▶ [Problem details] Output every entry exactly as written, but omit the pictures.

▶ [Input data]
_ _ _ _ _

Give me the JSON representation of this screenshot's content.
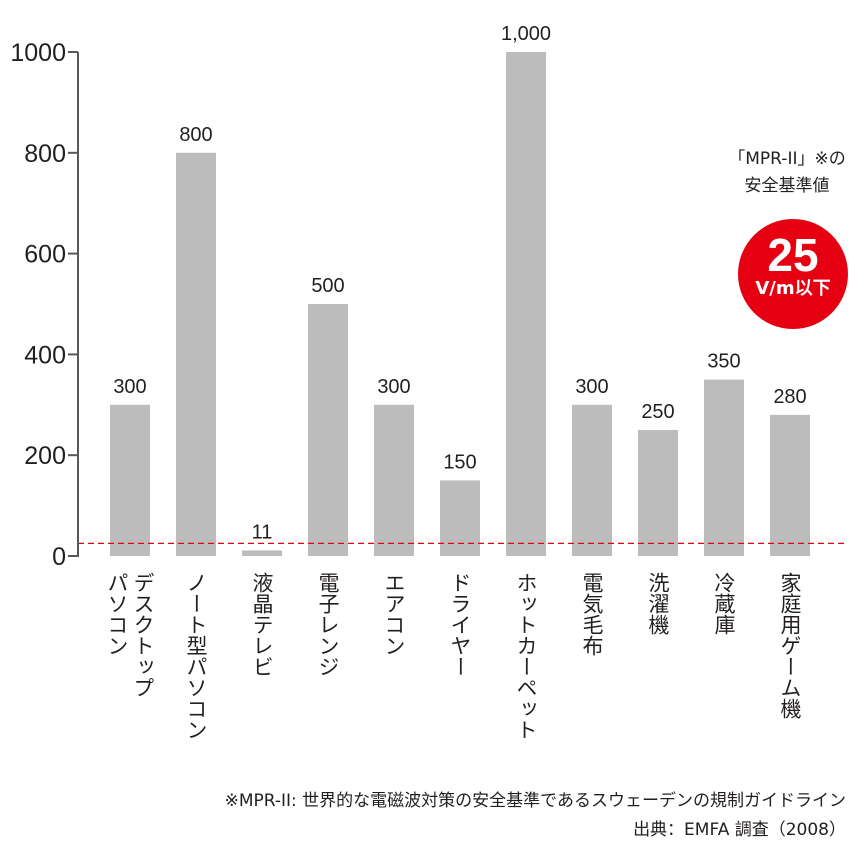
{
  "chart_data": {
    "type": "bar",
    "categories": [
      "デスクトップパソコン",
      "ノート型パソコン",
      "液晶テレビ",
      "電子レンジ",
      "エアコン",
      "ドライヤー",
      "ホットカーペット",
      "電気毛布",
      "洗濯機",
      "冷蔵庫",
      "家庭用ゲーム機"
    ],
    "category_lines": [
      [
        "デスクトップ",
        "パソコン"
      ],
      [
        "ノート型パソコン"
      ],
      [
        "液晶テレビ"
      ],
      [
        "電子レンジ"
      ],
      [
        "エアコン"
      ],
      [
        "ドライヤー"
      ],
      [
        "ホットカーペット"
      ],
      [
        "電気毛布"
      ],
      [
        "洗濯機"
      ],
      [
        "冷蔵庫"
      ],
      [
        "家庭用ゲーム機"
      ]
    ],
    "values": [
      300,
      800,
      11,
      500,
      300,
      150,
      1000,
      300,
      250,
      350,
      280
    ],
    "value_labels": [
      "300",
      "800",
      "11",
      "500",
      "300",
      "150",
      "1,000",
      "300",
      "250",
      "350",
      "280"
    ],
    "yticks": [
      "0",
      "200",
      "400",
      "600",
      "800",
      "1000"
    ],
    "ylim": [
      0,
      1000
    ],
    "reference_line": {
      "value": 25,
      "style": "dashed",
      "color": "#e50012"
    },
    "bar_color": "#bcbcbc",
    "axis_color": "#595757",
    "grid": false
  },
  "annotation": {
    "line1": "「MPR-II」※の",
    "line2": "安全基準値",
    "value": "25",
    "unit": "V/m以下",
    "badge_color": "#e50012"
  },
  "footnote": "※MPR-II: 世界的な電磁波対策の安全基準であるスウェーデンの規制ガイドライン",
  "source": "出典：EMFA 調査（2008）"
}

_ _ _ _ _

▶ [Task response]
Give me the JSON representation of this screenshot's content.
{
  "chart_data": {
    "type": "bar",
    "categories": [
      "デスクトップパソコン",
      "ノート型パソコン",
      "液晶テレビ",
      "電子レンジ",
      "エアコン",
      "ドライヤー",
      "ホットカーペット",
      "電気毛布",
      "洗濯機",
      "冷蔵庫",
      "家庭用ゲーム機"
    ],
    "category_lines": [
      [
        "デスクトップ",
        "パソコン"
      ],
      [
        "ノート型パソコン"
      ],
      [
        "液晶テレビ"
      ],
      [
        "電子レンジ"
      ],
      [
        "エアコン"
      ],
      [
        "ドライヤー"
      ],
      [
        "ホットカーペット"
      ],
      [
        "電気毛布"
      ],
      [
        "洗濯機"
      ],
      [
        "冷蔵庫"
      ],
      [
        "家庭用ゲーム機"
      ]
    ],
    "values": [
      300,
      800,
      11,
      500,
      300,
      150,
      1000,
      300,
      250,
      350,
      280
    ],
    "value_labels": [
      "300",
      "800",
      "11",
      "500",
      "300",
      "150",
      "1,000",
      "300",
      "250",
      "350",
      "280"
    ],
    "yticks": [
      "0",
      "200",
      "400",
      "600",
      "800",
      "1000"
    ],
    "ylim": [
      0,
      1000
    ],
    "reference_line": {
      "value": 25,
      "style": "dashed",
      "color": "#e50012"
    },
    "bar_color": "#bcbcbc",
    "axis_color": "#595757",
    "grid": false
  },
  "annotation": {
    "line1": "「MPR-II」※の",
    "line2": "安全基準値",
    "value": "25",
    "unit": "V/m以下",
    "badge_color": "#e50012"
  },
  "footnote": "※MPR-II: 世界的な電磁波対策の安全基準であるスウェーデンの規制ガイドライン",
  "source": "出典：EMFA 調査（2008）"
}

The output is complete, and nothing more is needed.